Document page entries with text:
--

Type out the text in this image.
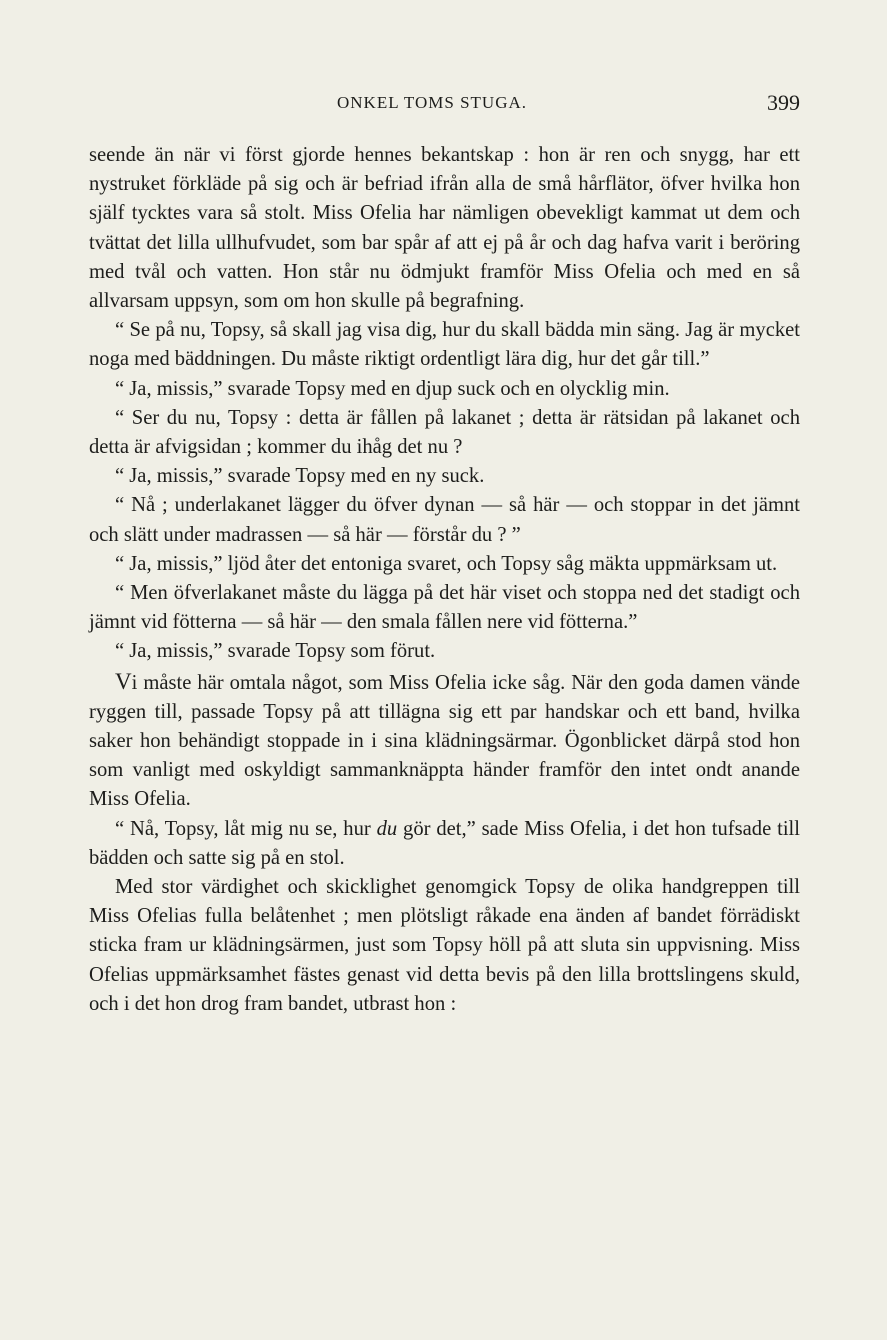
ONKEL TOMS STUGA.	399

seende än när vi först gjorde hennes bekantskap : hon är ren och snygg, har ett nystruket förkläde på sig och är befriad ifrån alla de små hårflätor, öfver hvilka hon själf tycktes vara så stolt. Miss Ofelia har nämligen obevekligt kammat ut dem och tvättat det lilla ullhufvudet, som bar spår af att ej på år och dag hafva varit i beröring med tvål och vatten. Hon står nu ödmjukt framför Miss Ofelia och med en så allvarsam uppsyn, som om hon skulle på begrafning.

“ Se på nu, Topsy, så skall jag visa dig, hur du skall bädda min säng. Jag är mycket noga med bäddningen. Du måste riktigt ordentligt lära dig, hur det går till.”

“ Ja, missis,” svarade Topsy med en djup suck och en olycklig min.

“ Ser du nu, Topsy : detta är fållen på lakanet ; detta är rätsidan på lakanet och detta är afvigsidan ; kommer du ihåg det nu ?

“ Ja, missis,” svarade Topsy med en ny suck.

“ Nå ; underlakanet lägger du öfver dynan — så här — och stoppar in det jämnt och slätt under madrassen — så här — förstår du ? ”

“ Ja, missis,” ljöd åter det entoniga svaret, och Topsy såg mäkta uppmärksam ut.

“ Men öfverlakanet måste du lägga på det här viset och stoppa ned det stadigt och jämnt vid fötterna — så här — den smala fållen nere vid fötterna.”

“ Ja, missis,” svarade Topsy som förut.

Vi måste här omtala något, som Miss Ofelia icke såg. När den goda damen vände ryggen till, passade Topsy på att tillägna sig ett par handskar och ett band, hvilka saker hon behändigt stoppade in i sina klädningsärmar. Ögonblicket därpå stod hon som vanligt med oskyldigt sammanknäppta händer framför den intet ondt anande Miss Ofelia.

“ Nå, Topsy, låt mig nu se, hur du gör det,” sade Miss Ofelia, i det hon tufsade till bädden och satte sig på en stol.

Med stor värdighet och skicklighet genomgick Topsy de olika handgreppen till Miss Ofelias fulla belåtenhet ; men plötsligt råkade ena änden af bandet förrädiskt sticka fram ur klädningsärmen, just som Topsy höll på att sluta sin uppvisning. Miss Ofelias uppmärksamhet fästes genast vid detta bevis på den lilla brottslingens skuld, och i det hon drog fram bandet, utbrast hon :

--

ACTIVITY: Leave the pictures behind and repeat each entry exactly.

RESPONSE:
Type out the text in this image.
ONKEL TOMS STUGA.	399

seende än när vi först gjorde hennes bekantskap : hon är ren och snygg, har ett nystruket förkläde på sig och är befriad ifrån alla de små hårflätor, öfver hvilka hon själf tycktes vara så stolt. Miss Ofelia har nämligen obevekligt kammat ut dem och tvättat det lilla ullhufvudet, som bar spår af att ej på år och dag hafva varit i beröring med tvål och vatten. Hon står nu ödmjukt framför Miss Ofelia och med en så allvarsam uppsyn, som om hon skulle på begrafning.

“ Se på nu, Topsy, så skall jag visa dig, hur du skall bädda min säng. Jag är mycket noga med bäddningen. Du måste riktigt ordentligt lära dig, hur det går till.”

“ Ja, missis,” svarade Topsy med en djup suck och en olycklig min.

“ Ser du nu, Topsy : detta är fållen på lakanet ; detta är rätsidan på lakanet och detta är afvigsidan ; kommer du ihåg det nu ?

“ Ja, missis,” svarade Topsy med en ny suck.

“ Nå ; underlakanet lägger du öfver dynan — så här — och stoppar in det jämnt och slätt under madrassen — så här — förstår du ? ”

“ Ja, missis,” ljöd åter det entoniga svaret, och Topsy såg mäkta uppmärksam ut.

“ Men öfverlakanet måste du lägga på det här viset och stoppa ned det stadigt och jämnt vid fötterna — så här — den smala fållen nere vid fötterna.”

“ Ja, missis,” svarade Topsy som förut.

Vi måste här omtala något, som Miss Ofelia icke såg. När den goda damen vände ryggen till, passade Topsy på att tillägna sig ett par handskar och ett band, hvilka saker hon behändigt stoppade in i sina klädningsärmar. Ögonblicket därpå stod hon som vanligt med oskyldigt sammanknäppta händer framför den intet ondt anande Miss Ofelia.

“ Nå, Topsy, låt mig nu se, hur du gör det,” sade Miss Ofelia, i det hon tufsade till bädden och satte sig på en stol.

Med stor värdighet och skicklighet genomgick Topsy de olika handgreppen till Miss Ofelias fulla belåtenhet ; men plötsligt råkade ena änden af bandet förrädiskt sticka fram ur klädningsärmen, just som Topsy höll på att sluta sin uppvisning. Miss Ofelias uppmärksamhet fästes genast vid detta bevis på den lilla brottslingens skuld, och i det hon drog fram bandet, utbrast hon :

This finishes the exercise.